> _DIRECTIONS FOR THIS TASK_: Write out exactly the lines below that run from the line containing "Output the text content of this document." through the last line of the records.

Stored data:
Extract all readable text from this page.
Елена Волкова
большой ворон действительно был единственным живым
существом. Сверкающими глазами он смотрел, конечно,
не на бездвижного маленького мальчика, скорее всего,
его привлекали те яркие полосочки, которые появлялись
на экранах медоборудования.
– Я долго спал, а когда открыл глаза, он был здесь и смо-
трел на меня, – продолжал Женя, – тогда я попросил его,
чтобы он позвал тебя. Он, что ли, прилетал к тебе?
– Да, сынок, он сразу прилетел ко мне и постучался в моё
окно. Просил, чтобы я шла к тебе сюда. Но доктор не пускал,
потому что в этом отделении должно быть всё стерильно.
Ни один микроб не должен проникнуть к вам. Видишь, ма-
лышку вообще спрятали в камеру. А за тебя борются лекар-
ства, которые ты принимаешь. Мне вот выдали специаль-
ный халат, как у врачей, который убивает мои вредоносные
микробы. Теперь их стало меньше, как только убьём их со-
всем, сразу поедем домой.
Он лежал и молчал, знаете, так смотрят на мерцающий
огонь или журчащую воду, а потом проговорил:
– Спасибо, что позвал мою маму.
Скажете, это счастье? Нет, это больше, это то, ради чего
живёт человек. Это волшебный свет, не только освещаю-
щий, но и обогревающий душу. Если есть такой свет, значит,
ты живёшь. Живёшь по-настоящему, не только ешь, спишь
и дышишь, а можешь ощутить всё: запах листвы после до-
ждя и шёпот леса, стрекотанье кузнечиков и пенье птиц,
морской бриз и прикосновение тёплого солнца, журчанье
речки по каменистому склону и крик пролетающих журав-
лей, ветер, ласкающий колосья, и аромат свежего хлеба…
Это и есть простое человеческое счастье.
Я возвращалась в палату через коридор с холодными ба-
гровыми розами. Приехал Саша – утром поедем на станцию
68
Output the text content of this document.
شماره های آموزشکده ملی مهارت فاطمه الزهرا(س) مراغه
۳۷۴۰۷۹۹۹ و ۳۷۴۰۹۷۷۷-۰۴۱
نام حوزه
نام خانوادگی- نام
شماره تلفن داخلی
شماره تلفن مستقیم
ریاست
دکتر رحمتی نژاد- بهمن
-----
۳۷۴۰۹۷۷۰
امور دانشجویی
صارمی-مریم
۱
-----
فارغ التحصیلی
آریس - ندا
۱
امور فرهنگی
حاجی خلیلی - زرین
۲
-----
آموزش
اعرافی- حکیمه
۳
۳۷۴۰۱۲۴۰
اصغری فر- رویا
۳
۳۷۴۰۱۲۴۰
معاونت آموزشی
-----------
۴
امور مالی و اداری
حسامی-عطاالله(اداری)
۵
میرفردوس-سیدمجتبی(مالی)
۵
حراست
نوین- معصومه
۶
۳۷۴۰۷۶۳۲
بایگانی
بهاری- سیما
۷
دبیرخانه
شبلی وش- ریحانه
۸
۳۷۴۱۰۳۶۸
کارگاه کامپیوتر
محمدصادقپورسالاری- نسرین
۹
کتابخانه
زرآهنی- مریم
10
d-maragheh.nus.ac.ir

> _OUTPUT FOR THIS EXERCISE_:
Output the text content of this document.
شماره های آموزشکده ملی مهارت فاطمه الزهرا(س) مراغه
۳۷۴۰۷۹۹۹ و ۳۷۴۰۹۷۷۷-۰۴۱
نام حوزه
نام خانوادگی- نام
شماره تلفن داخلی
شماره تلفن مستقیم
ریاست
دکتر رحمتی نژاد- بهمن
-----
۳۷۴۰۹۷۷۰
امور دانشجویی
صارمی-مریم
۱
-----
فارغ التحصیلی
آریس - ندا
۱
امور فرهنگی
حاجی خلیلی - زرین
۲
-----
آموزش
اعرافی- حکیمه
۳
۳۷۴۰۱۲۴۰
اصغری فر- رویا
۳
۳۷۴۰۱۲۴۰
معاونت آموزشی
-----------
۴
امور مالی و اداری
حسامی-عطاالله(اداری)
۵
میرفردوس-سیدمجتبی(مالی)
۵
حراست
نوین- معصومه
۶
۳۷۴۰۷۶۳۲
بایگانی
بهاری- سیما
۷
دبیرخانه
شبلی وش- ریحانه
۸
۳۷۴۱۰۳۶۸
کارگاه کامپیوتر
محمدصادقپورسالاری- نسرین
۹
کتابخانه
زرآهنی- مریم
10
d-maragheh.nus.ac.ir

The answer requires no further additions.